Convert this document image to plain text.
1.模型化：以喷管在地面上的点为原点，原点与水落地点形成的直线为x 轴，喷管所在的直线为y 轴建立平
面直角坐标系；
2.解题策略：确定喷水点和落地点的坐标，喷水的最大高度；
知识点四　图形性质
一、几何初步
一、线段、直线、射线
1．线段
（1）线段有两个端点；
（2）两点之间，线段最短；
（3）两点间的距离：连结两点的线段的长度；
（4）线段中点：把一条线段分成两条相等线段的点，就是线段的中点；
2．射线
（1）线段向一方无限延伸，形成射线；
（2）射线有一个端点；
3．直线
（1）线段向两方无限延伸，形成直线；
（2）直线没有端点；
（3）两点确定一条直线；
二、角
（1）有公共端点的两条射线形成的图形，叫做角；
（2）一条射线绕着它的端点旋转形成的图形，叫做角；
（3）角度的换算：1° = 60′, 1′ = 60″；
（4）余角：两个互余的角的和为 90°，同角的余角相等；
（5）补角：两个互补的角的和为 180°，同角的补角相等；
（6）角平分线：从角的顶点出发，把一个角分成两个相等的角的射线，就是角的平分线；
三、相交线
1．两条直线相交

Prompt:
Retype all of the material above with every character intact.

Response to this task:
Convert this document image to plain text.
1.模型化：以喷管在地面上的点为原点，原点与水落地点形成的直线为x 轴，喷管所在的直线为y 轴建立平
面直角坐标系；
2.解题策略：确定喷水点和落地点的坐标，喷水的最大高度；
知识点四　图形性质
一、几何初步
一、线段、直线、射线
1．线段
（1）线段有两个端点；
（2）两点之间，线段最短；
（3）两点间的距离：连结两点的线段的长度；
（4）线段中点：把一条线段分成两条相等线段的点，就是线段的中点；
2．射线
（1）线段向一方无限延伸，形成射线；
（2）射线有一个端点；
3．直线
（1）线段向两方无限延伸，形成直线；
（2）直线没有端点；
（3）两点确定一条直线；
二、角
（1）有公共端点的两条射线形成的图形，叫做角；
（2）一条射线绕着它的端点旋转形成的图形，叫做角；
（3）角度的换算：1° = 60′, 1′ = 60″；
（4）余角：两个互余的角的和为 90°，同角的余角相等；
（5）补角：两个互补的角的和为 180°，同角的补角相等；
（6）角平分线：从角的顶点出发，把一个角分成两个相等的角的射线，就是角的平分线；
三、相交线
1．两条直线相交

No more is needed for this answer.